[BEGIN PROVIDED RECORDS]

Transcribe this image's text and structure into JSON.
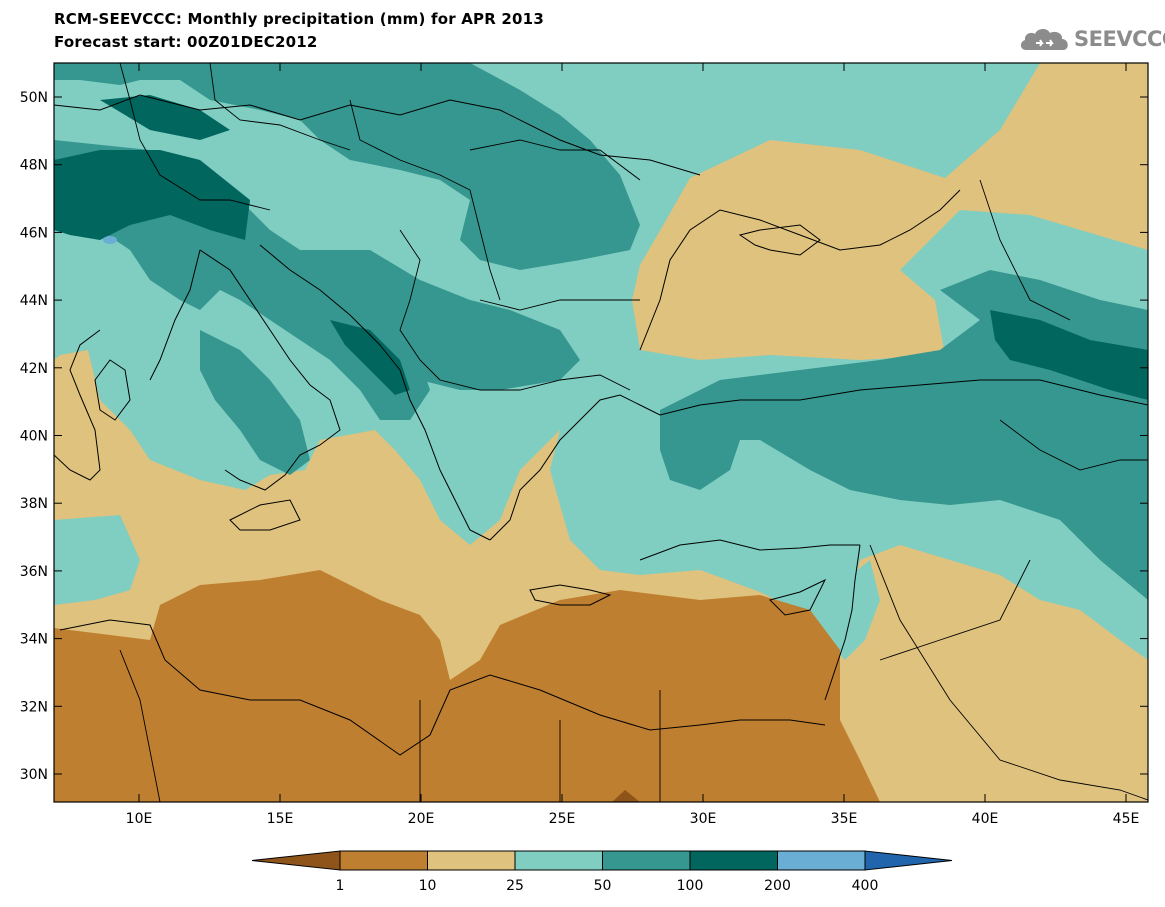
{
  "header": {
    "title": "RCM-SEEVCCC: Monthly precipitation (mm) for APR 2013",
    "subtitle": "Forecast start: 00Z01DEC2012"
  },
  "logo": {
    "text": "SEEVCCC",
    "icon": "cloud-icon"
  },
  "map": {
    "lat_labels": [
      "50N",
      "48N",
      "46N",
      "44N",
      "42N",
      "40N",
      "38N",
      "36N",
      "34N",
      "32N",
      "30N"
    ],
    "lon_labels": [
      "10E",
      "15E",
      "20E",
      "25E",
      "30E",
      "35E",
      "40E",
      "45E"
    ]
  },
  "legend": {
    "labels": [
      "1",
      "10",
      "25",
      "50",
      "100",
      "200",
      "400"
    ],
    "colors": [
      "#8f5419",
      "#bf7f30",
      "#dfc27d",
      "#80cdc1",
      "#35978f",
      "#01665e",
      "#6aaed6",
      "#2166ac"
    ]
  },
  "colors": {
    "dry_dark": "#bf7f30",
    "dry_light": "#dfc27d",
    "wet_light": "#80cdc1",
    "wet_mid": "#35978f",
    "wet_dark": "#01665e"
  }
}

[END PROVIDED RECORDS]

WHAT YOU SHOULD DO: Pictures stay out; reproduce every line of the records exactly.

SOLVED PROBLEM:
Transcribe this image's text and structure into JSON.
{
  "header": {
    "title": "RCM-SEEVCCC: Monthly precipitation (mm) for APR 2013",
    "subtitle": "Forecast start: 00Z01DEC2012"
  },
  "logo": {
    "text": "SEEVCCC",
    "icon": "cloud-icon"
  },
  "map": {
    "lat_labels": [
      "50N",
      "48N",
      "46N",
      "44N",
      "42N",
      "40N",
      "38N",
      "36N",
      "34N",
      "32N",
      "30N"
    ],
    "lon_labels": [
      "10E",
      "15E",
      "20E",
      "25E",
      "30E",
      "35E",
      "40E",
      "45E"
    ]
  },
  "legend": {
    "labels": [
      "1",
      "10",
      "25",
      "50",
      "100",
      "200",
      "400"
    ],
    "colors": [
      "#8f5419",
      "#bf7f30",
      "#dfc27d",
      "#80cdc1",
      "#35978f",
      "#01665e",
      "#6aaed6",
      "#2166ac"
    ]
  },
  "colors": {
    "dry_dark": "#bf7f30",
    "dry_light": "#dfc27d",
    "wet_light": "#80cdc1",
    "wet_mid": "#35978f",
    "wet_dark": "#01665e"
  }
}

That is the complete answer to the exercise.